> [TASK MATERIAL]
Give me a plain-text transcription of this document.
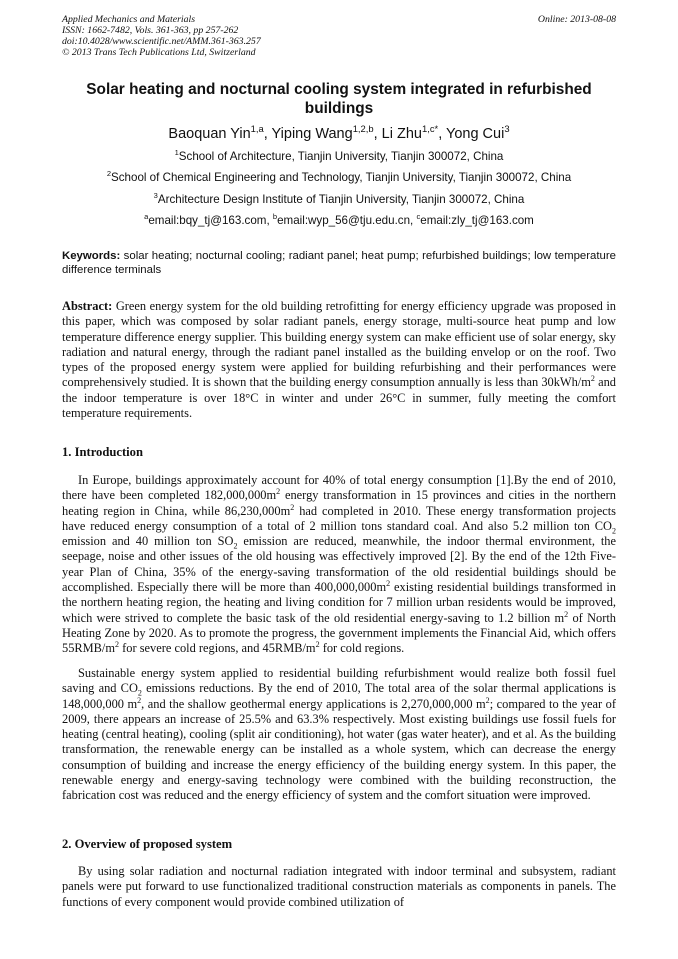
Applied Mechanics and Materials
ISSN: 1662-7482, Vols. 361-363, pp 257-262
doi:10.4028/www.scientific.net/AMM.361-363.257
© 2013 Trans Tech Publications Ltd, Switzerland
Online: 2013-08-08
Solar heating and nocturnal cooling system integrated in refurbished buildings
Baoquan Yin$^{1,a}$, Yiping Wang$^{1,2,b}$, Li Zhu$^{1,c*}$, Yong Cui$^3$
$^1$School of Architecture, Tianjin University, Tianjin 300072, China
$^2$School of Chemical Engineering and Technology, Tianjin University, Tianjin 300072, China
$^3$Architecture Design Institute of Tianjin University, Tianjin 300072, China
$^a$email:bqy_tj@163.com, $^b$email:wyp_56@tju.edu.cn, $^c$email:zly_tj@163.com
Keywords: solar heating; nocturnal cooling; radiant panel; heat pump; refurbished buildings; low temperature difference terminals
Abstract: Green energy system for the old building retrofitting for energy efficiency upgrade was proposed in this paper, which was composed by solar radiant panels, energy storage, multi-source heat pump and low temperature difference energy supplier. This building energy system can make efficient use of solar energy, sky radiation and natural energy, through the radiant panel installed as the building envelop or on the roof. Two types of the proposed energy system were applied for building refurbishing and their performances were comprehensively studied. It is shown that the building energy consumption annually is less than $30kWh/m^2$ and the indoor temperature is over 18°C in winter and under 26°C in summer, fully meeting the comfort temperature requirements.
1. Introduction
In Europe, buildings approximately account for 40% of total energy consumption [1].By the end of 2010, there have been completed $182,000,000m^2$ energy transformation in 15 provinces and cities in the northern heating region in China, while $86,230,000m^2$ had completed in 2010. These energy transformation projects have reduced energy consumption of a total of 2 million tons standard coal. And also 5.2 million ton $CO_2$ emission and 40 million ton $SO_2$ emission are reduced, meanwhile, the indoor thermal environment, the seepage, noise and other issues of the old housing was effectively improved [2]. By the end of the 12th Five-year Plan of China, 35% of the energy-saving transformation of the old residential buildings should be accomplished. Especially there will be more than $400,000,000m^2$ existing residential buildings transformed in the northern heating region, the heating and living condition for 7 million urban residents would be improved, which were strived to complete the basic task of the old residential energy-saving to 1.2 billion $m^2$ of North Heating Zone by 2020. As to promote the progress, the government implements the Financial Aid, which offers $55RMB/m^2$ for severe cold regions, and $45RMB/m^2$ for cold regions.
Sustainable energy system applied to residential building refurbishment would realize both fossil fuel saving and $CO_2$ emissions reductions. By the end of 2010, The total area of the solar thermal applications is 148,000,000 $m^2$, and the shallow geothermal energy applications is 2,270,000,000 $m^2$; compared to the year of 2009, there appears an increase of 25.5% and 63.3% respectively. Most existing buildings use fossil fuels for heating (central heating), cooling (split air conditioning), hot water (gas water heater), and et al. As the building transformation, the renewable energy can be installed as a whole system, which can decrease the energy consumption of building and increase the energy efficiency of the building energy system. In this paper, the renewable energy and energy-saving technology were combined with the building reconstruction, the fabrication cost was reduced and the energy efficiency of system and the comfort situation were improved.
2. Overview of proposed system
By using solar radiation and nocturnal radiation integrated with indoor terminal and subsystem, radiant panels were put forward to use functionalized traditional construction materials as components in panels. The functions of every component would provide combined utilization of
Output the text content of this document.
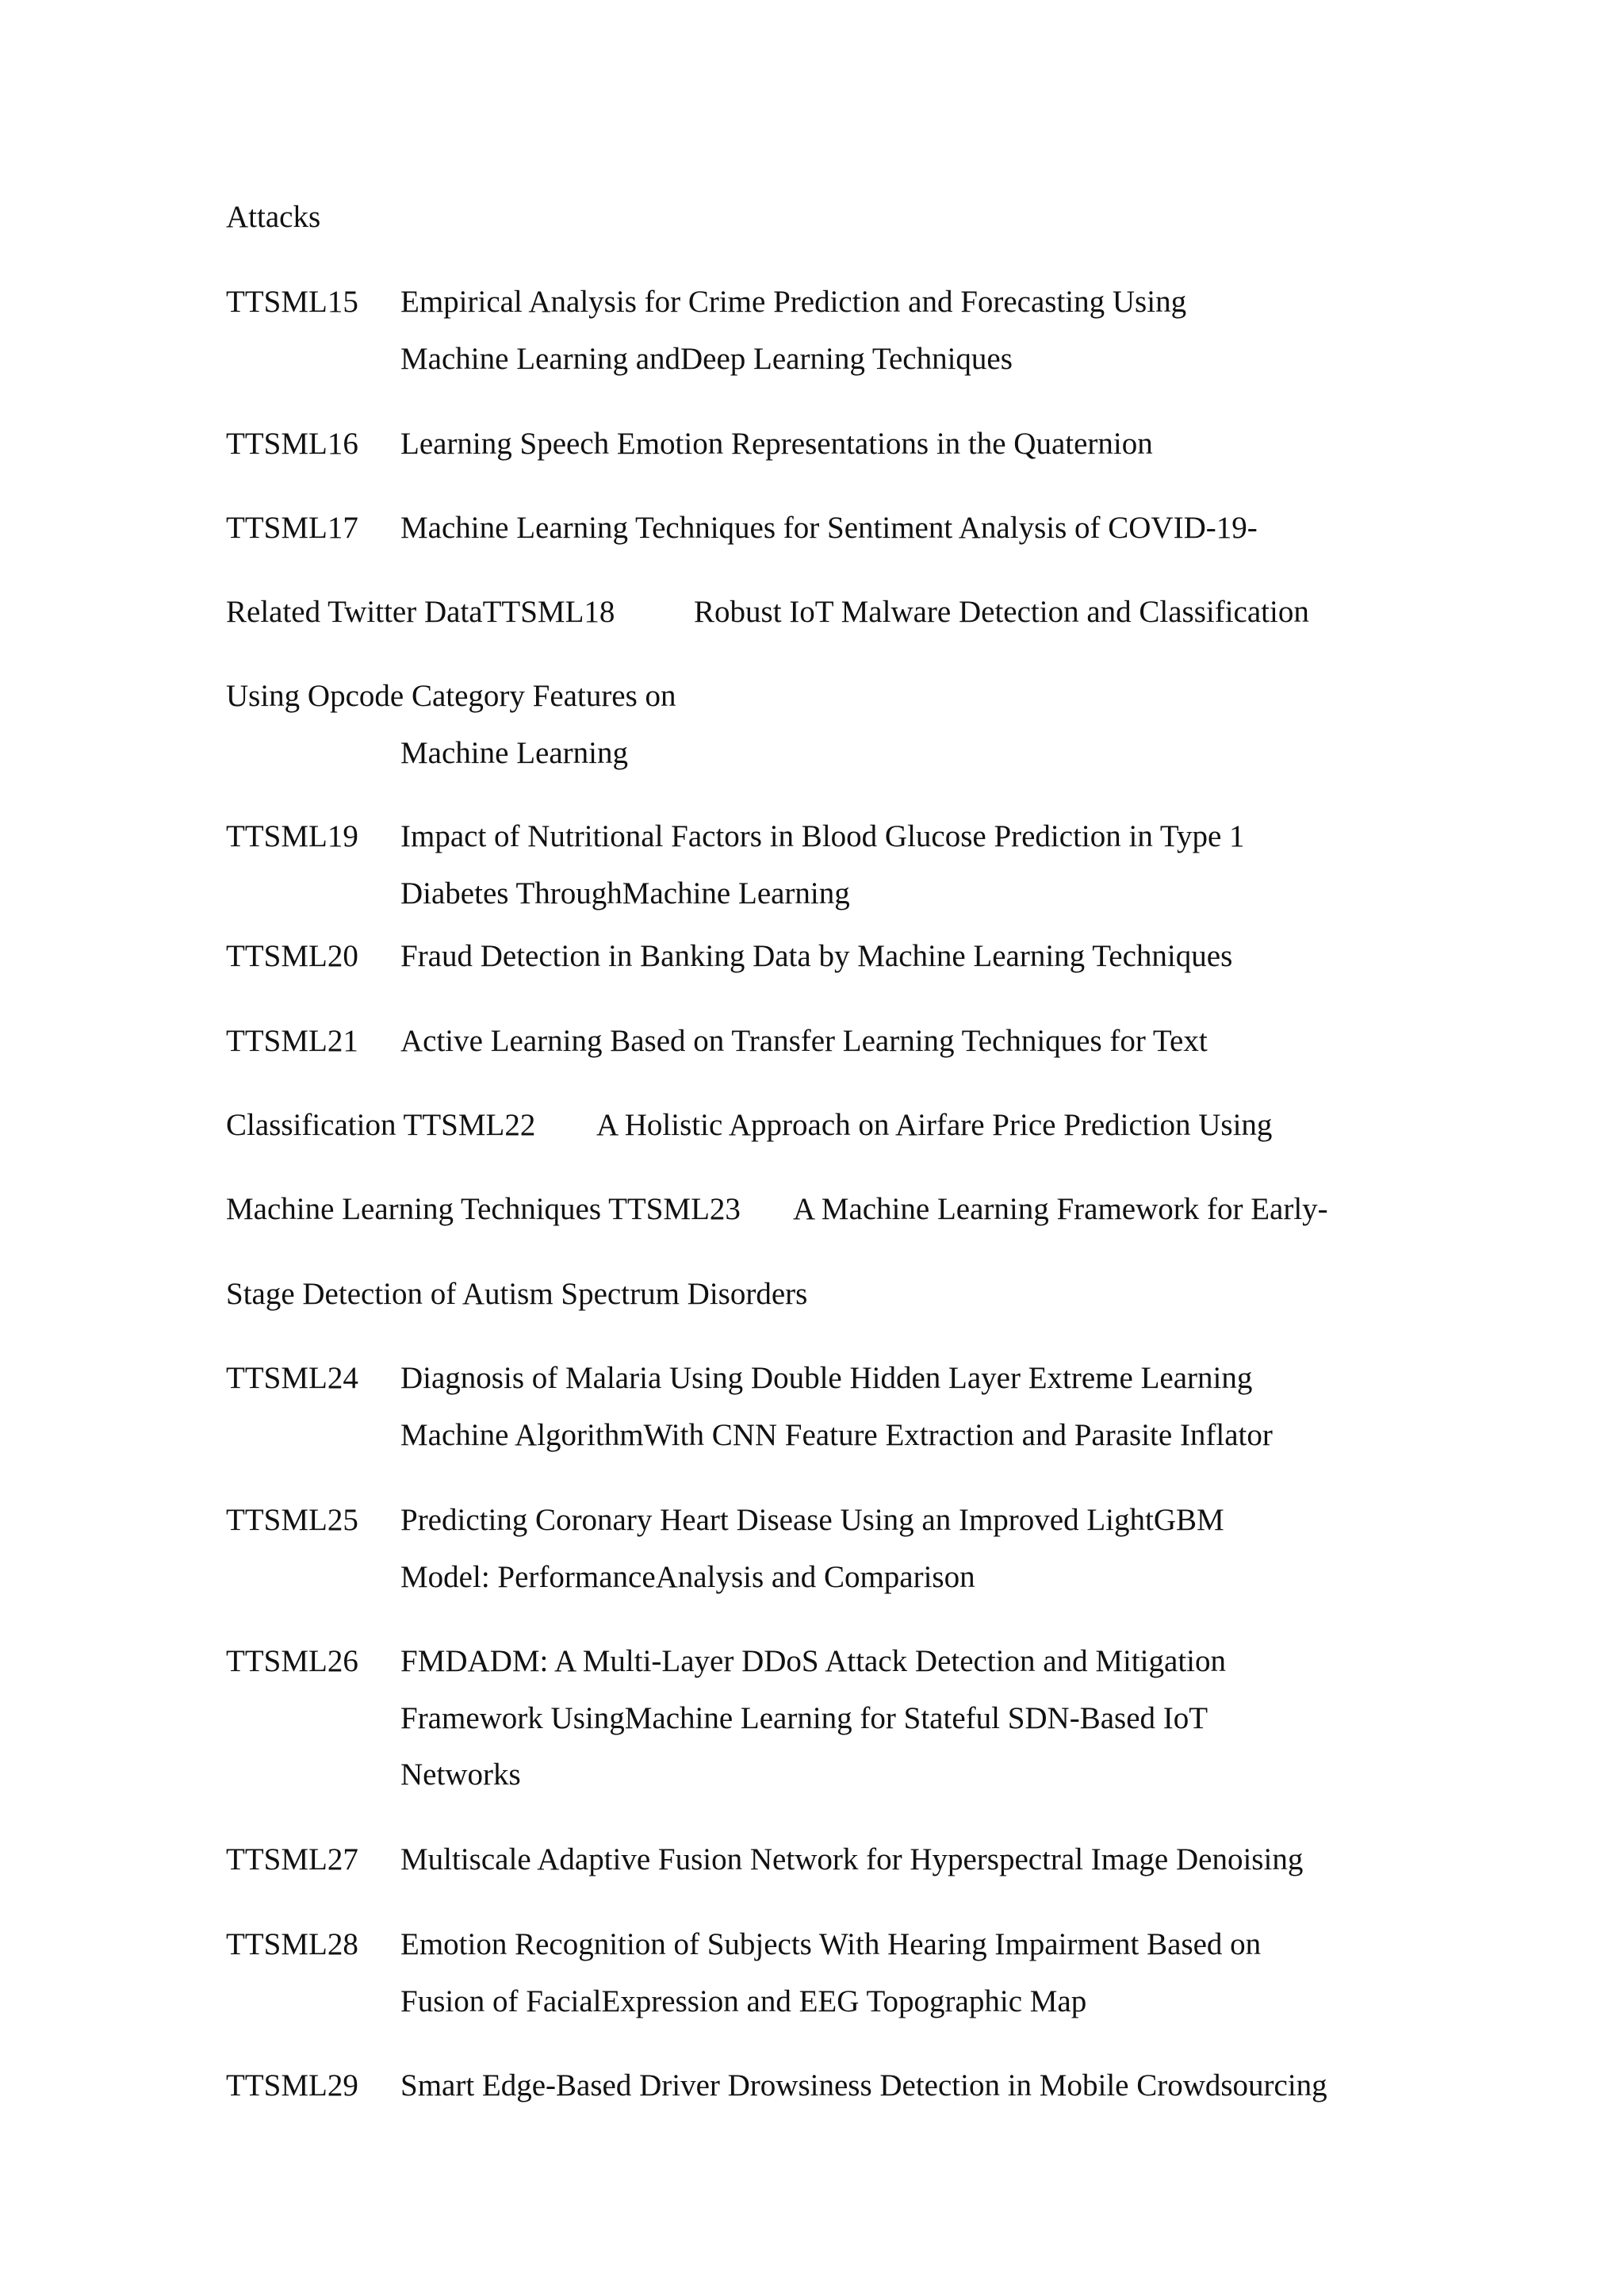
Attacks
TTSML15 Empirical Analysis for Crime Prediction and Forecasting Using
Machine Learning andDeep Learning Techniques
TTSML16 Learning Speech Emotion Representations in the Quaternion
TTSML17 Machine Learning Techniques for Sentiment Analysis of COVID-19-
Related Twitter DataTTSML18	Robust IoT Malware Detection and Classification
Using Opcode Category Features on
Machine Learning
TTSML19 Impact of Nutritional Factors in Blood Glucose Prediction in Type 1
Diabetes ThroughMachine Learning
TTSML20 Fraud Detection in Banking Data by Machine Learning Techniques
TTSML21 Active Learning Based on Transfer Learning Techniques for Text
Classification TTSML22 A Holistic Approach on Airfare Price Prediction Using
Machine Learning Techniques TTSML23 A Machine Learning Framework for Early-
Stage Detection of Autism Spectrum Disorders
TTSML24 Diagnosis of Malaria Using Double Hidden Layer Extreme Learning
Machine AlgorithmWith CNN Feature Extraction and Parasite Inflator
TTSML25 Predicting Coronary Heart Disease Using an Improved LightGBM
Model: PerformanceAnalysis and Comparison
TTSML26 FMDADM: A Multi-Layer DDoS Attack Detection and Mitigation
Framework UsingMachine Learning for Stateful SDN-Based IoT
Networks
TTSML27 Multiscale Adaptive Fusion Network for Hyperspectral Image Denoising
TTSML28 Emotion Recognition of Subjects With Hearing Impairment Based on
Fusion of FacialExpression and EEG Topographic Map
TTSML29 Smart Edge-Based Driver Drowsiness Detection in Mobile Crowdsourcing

> [TASK TO COMPLETE] Only the number is wanted: how many lines of these entries contain the string "Tianjin"?

> [SOLVED PROBLEM] 3